- Work to do: Scan the entries below and count the lines holding the string "Paullu". Supply only the number.

- Dataset records:
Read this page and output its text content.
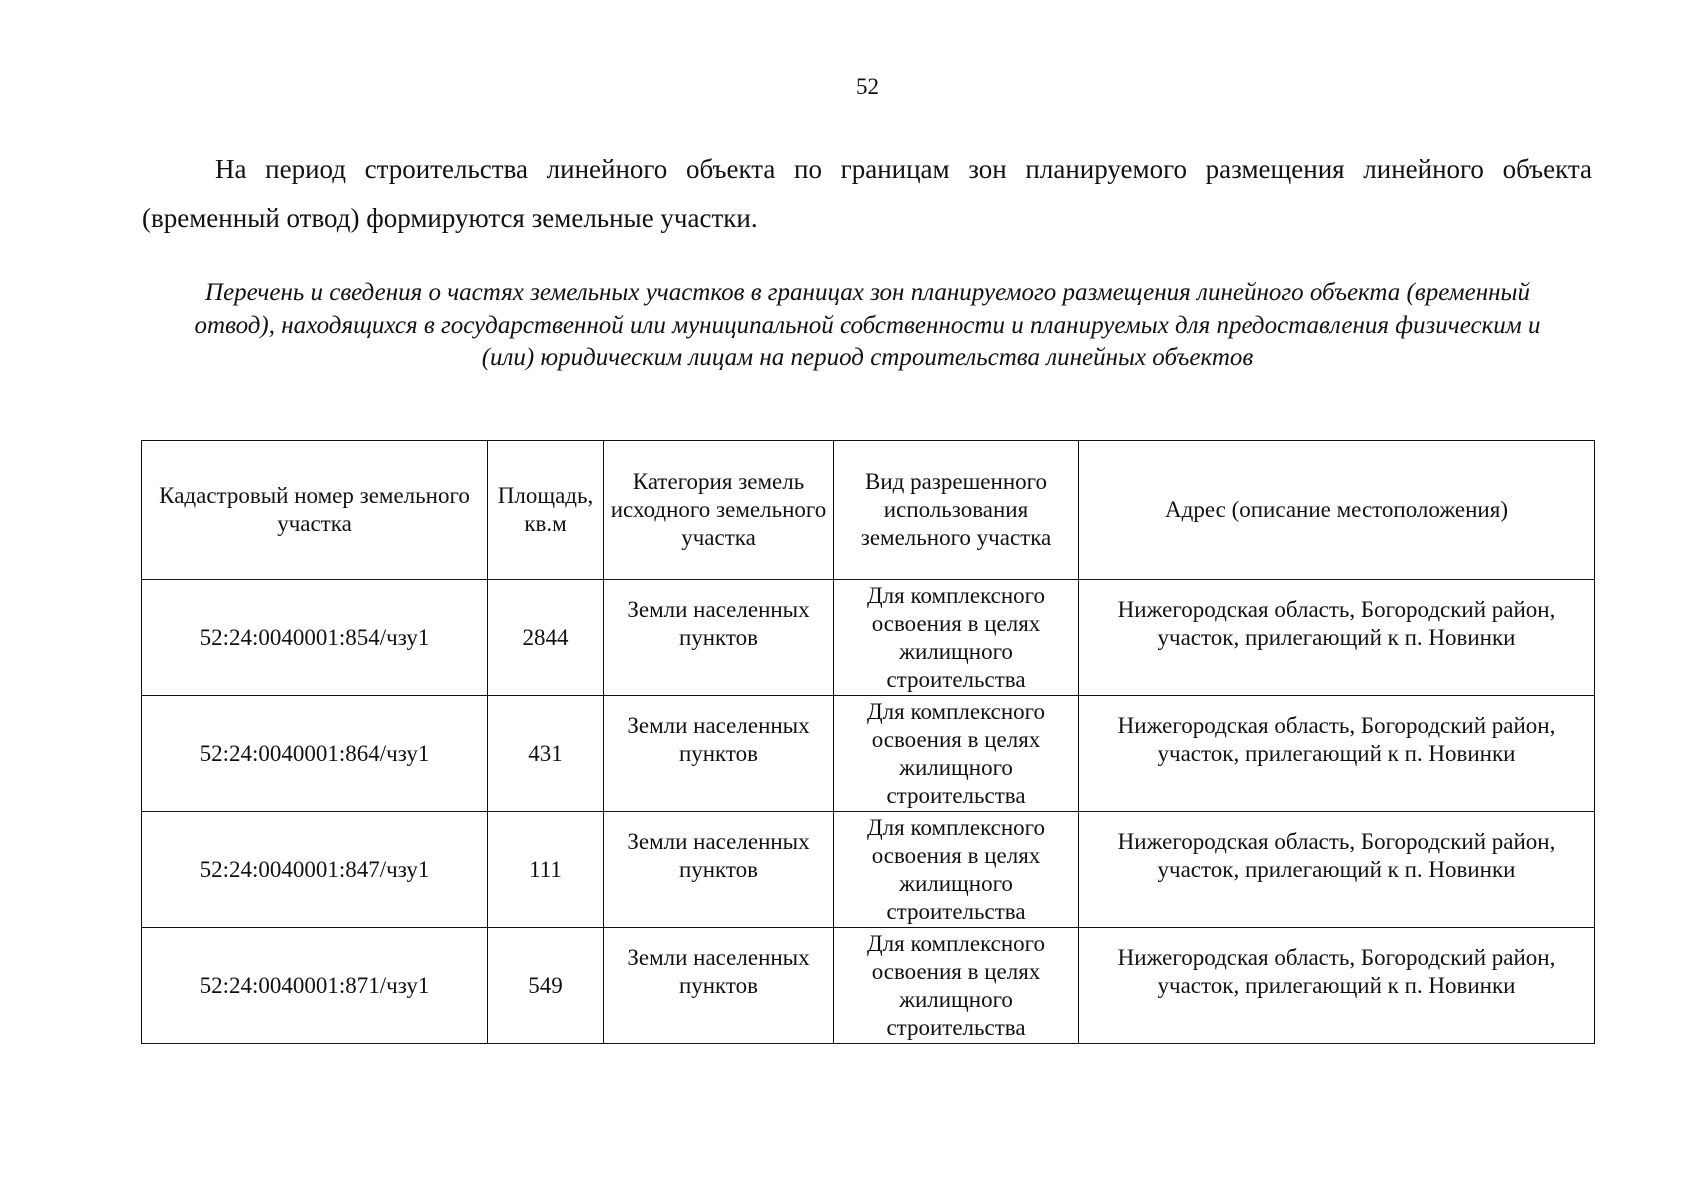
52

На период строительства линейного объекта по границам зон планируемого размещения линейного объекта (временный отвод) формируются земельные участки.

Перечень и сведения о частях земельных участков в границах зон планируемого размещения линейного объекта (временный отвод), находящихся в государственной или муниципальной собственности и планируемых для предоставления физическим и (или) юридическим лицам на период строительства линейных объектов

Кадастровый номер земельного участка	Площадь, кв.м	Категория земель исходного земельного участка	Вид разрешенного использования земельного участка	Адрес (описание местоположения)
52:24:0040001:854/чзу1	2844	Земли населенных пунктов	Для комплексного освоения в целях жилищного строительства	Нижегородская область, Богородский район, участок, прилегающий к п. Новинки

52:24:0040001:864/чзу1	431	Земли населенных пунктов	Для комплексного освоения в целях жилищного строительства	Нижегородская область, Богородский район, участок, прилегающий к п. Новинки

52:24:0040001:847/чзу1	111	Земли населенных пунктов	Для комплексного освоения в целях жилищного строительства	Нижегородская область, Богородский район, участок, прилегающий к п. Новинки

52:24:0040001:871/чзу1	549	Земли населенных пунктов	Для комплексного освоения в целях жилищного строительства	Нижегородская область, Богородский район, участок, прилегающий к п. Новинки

==

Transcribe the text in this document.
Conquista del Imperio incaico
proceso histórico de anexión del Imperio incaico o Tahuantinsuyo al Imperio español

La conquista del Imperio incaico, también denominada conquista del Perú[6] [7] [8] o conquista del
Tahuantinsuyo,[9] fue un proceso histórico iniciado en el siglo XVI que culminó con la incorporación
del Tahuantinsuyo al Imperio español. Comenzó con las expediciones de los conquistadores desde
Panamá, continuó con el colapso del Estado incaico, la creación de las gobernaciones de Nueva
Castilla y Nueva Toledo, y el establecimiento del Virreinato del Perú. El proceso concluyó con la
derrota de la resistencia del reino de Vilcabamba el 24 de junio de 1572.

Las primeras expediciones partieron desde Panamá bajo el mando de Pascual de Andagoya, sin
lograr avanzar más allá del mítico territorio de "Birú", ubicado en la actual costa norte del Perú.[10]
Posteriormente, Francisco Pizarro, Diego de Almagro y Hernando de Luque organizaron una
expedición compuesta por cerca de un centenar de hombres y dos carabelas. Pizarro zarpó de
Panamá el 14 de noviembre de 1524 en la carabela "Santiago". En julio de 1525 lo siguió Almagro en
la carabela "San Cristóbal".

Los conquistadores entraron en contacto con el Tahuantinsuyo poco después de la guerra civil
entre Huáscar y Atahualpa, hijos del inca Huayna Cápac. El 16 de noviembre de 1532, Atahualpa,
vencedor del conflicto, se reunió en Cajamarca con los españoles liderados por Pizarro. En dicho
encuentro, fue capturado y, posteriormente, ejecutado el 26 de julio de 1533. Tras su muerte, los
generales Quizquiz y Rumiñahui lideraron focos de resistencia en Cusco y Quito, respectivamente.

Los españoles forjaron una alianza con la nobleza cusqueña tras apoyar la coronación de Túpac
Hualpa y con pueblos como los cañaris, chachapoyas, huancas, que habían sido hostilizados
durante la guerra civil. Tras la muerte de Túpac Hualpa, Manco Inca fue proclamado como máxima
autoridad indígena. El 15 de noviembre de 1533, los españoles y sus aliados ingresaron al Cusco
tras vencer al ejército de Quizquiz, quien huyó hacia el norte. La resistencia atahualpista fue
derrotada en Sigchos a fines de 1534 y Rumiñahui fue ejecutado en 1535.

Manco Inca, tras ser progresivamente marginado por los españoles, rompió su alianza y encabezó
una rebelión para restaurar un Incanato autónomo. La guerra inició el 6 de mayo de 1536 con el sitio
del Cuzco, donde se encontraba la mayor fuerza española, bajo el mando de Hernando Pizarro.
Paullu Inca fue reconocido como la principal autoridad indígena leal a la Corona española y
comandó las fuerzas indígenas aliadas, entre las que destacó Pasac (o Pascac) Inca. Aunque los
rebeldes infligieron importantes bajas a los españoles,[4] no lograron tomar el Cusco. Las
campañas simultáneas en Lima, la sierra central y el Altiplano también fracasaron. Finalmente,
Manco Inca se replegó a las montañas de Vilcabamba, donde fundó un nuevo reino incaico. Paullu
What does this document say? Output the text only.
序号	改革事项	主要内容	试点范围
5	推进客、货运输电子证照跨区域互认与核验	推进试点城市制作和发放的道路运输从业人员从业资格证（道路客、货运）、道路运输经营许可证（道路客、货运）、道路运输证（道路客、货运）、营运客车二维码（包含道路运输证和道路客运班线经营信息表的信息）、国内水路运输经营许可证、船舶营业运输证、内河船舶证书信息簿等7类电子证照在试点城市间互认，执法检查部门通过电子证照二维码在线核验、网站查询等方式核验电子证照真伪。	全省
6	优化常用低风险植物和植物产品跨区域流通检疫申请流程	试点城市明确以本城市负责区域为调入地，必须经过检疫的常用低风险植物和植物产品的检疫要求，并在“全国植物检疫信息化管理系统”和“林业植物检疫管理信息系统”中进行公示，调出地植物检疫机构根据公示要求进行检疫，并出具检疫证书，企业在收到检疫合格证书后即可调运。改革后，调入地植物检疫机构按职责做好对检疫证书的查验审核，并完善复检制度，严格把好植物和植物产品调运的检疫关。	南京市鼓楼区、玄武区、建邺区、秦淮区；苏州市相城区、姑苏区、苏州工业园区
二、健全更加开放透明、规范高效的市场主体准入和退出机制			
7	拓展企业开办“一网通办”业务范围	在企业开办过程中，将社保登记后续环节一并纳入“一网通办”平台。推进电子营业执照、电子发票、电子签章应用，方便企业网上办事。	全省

...

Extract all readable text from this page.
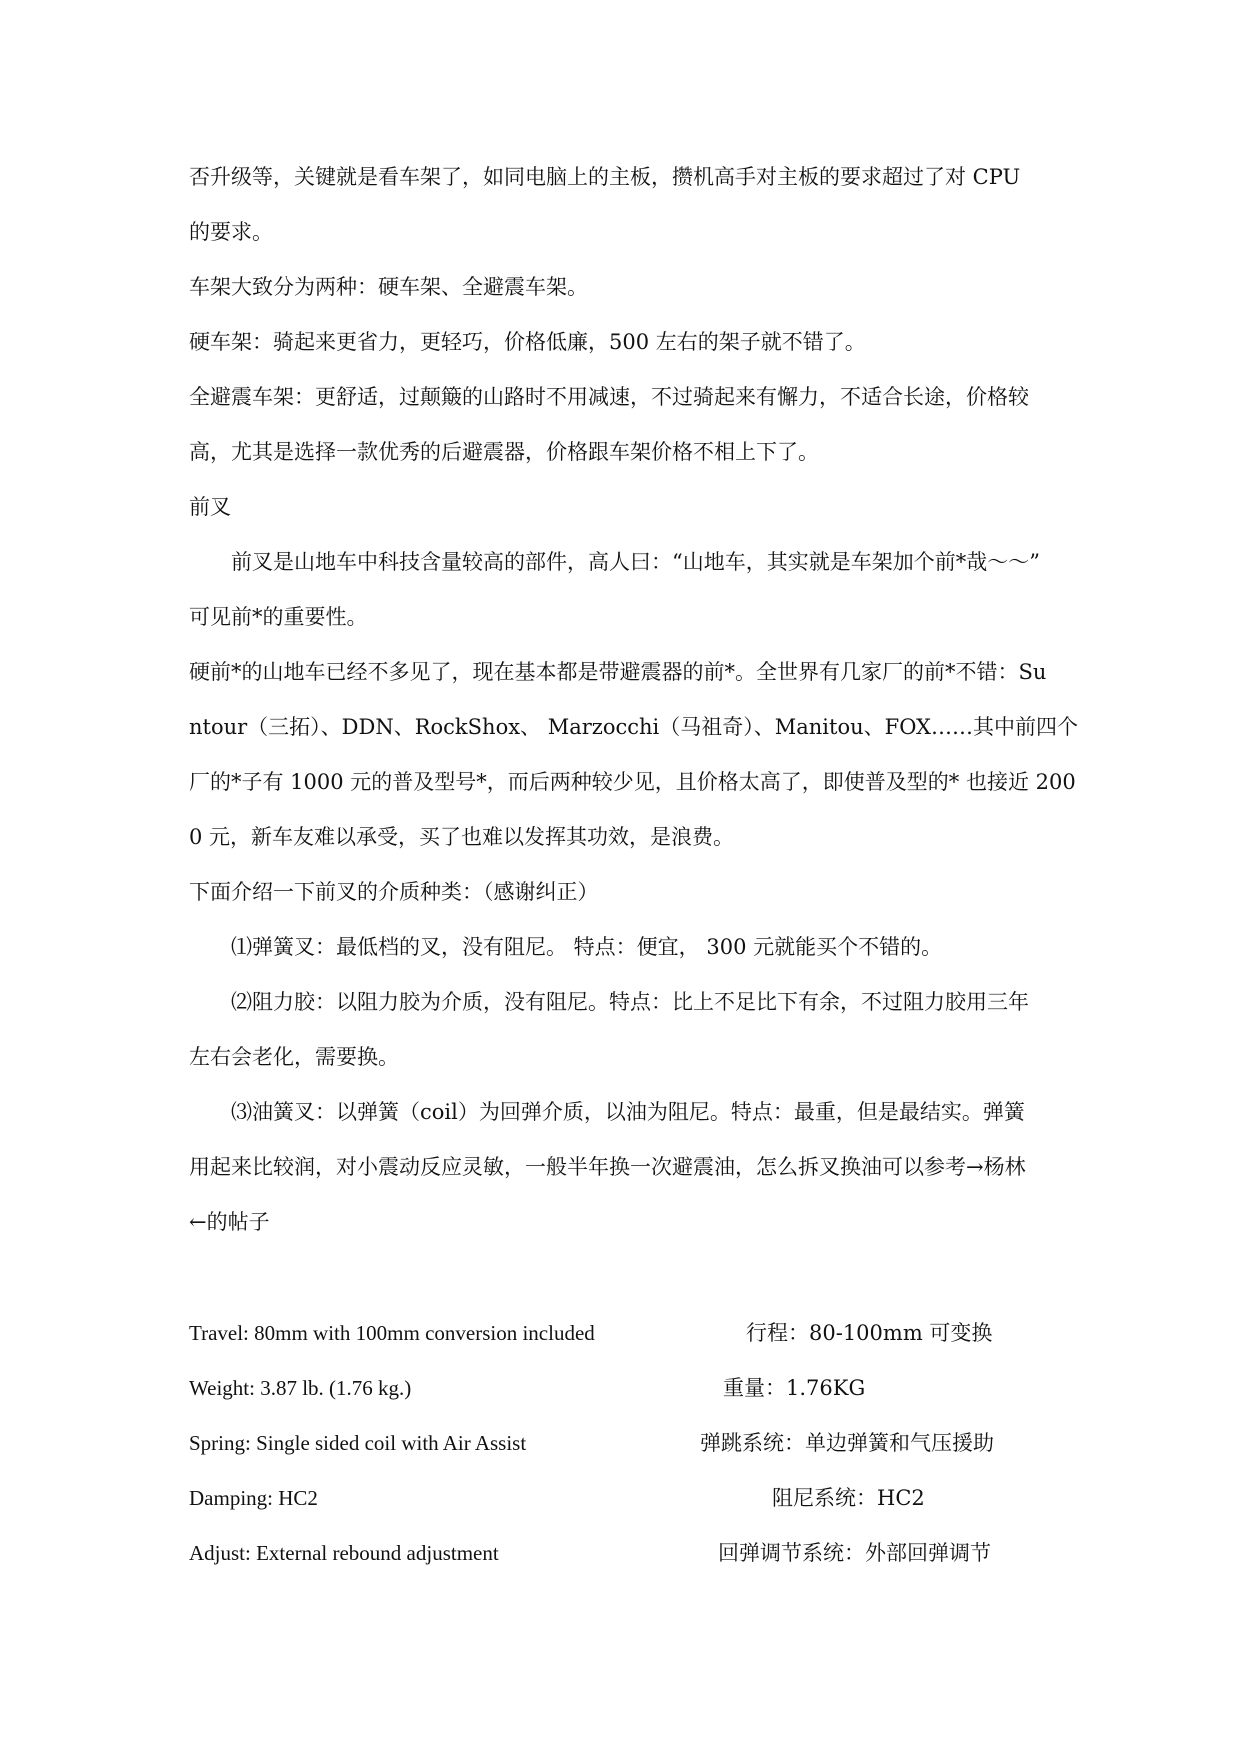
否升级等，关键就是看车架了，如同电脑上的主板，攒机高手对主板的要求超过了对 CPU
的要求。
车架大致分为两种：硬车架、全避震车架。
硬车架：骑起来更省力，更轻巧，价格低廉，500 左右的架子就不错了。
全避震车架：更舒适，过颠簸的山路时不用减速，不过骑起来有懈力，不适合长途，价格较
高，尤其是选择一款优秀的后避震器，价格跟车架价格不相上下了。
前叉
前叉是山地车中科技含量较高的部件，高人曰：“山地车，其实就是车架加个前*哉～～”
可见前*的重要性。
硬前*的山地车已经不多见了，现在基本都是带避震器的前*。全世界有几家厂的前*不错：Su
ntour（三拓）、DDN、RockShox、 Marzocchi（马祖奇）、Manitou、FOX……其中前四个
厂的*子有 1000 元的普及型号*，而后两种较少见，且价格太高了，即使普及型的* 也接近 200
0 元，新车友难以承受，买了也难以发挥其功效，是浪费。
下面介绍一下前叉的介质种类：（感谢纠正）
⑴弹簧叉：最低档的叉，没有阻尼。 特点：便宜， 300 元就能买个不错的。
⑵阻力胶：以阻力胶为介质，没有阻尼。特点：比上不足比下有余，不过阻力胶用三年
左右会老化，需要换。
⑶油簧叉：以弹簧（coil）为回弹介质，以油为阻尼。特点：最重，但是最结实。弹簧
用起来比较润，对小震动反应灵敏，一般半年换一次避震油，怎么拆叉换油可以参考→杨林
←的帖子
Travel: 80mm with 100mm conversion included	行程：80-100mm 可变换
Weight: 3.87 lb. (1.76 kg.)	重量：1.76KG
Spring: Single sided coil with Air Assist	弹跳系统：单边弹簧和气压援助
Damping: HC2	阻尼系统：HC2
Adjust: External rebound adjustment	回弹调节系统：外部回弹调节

- Response to this task: 2